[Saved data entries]
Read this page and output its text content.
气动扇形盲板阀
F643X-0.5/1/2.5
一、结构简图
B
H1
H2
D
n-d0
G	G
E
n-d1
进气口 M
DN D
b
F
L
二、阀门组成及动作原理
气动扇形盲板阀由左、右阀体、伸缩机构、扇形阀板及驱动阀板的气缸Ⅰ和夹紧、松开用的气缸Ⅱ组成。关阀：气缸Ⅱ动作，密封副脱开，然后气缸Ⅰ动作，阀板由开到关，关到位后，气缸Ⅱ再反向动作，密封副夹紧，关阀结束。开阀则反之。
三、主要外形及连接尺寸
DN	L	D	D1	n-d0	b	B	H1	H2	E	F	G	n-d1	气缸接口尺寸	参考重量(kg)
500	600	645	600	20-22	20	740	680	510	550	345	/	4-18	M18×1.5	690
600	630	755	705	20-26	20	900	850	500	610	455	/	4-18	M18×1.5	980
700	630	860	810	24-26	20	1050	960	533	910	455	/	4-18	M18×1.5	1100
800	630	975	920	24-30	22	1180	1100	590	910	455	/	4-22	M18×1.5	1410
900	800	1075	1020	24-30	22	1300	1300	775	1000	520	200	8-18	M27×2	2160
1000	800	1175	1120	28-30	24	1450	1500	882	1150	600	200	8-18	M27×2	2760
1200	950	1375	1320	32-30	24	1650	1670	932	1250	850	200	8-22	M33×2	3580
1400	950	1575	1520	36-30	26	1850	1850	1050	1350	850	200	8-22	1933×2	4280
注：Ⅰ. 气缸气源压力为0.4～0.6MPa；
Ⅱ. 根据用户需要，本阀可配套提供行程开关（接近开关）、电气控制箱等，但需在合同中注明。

**OBJECTIVE**
All of the entries above must be quoted exactly.

**RESPONSE BELOW**
Read this page and output its text content.
气动扇形盲板阀
F643X-0.5/1/2.5
一、结构简图
B
H1
H2
D
n-d0
G	G
E
n-d1
进气口 M
DN D
b
F
L
二、阀门组成及动作原理
气动扇形盲板阀由左、右阀体、伸缩机构、扇形阀板及驱动阀板的气缸Ⅰ和夹紧、松开用的气缸Ⅱ组成。关阀：气缸Ⅱ动作，密封副脱开，然后气缸Ⅰ动作，阀板由开到关，关到位后，气缸Ⅱ再反向动作，密封副夹紧，关阀结束。开阀则反之。
三、主要外形及连接尺寸
DN	L	D	D1	n-d0	b	B	H1	H2	E	F	G	n-d1	气缸接口尺寸	参考重量(kg)
500	600	645	600	20-22	20	740	680	510	550	345	/	4-18	M18×1.5	690
600	630	755	705	20-26	20	900	850	500	610	455	/	4-18	M18×1.5	980
700	630	860	810	24-26	20	1050	960	533	910	455	/	4-18	M18×1.5	1100
800	630	975	920	24-30	22	1180	1100	590	910	455	/	4-22	M18×1.5	1410
900	800	1075	1020	24-30	22	1300	1300	775	1000	520	200	8-18	M27×2	2160
1000	800	1175	1120	28-30	24	1450	1500	882	1150	600	200	8-18	M27×2	2760
1200	950	1375	1320	32-30	24	1650	1670	932	1250	850	200	8-22	M33×2	3580
1400	950	1575	1520	36-30	26	1850	1850	1050	1350	850	200	8-22	1933×2	4280
注：Ⅰ. 气缸气源压力为0.4～0.6MPa；
Ⅱ. 根据用户需要，本阀可配套提供行程开关（接近开关）、电气控制箱等，但需在合同中注明。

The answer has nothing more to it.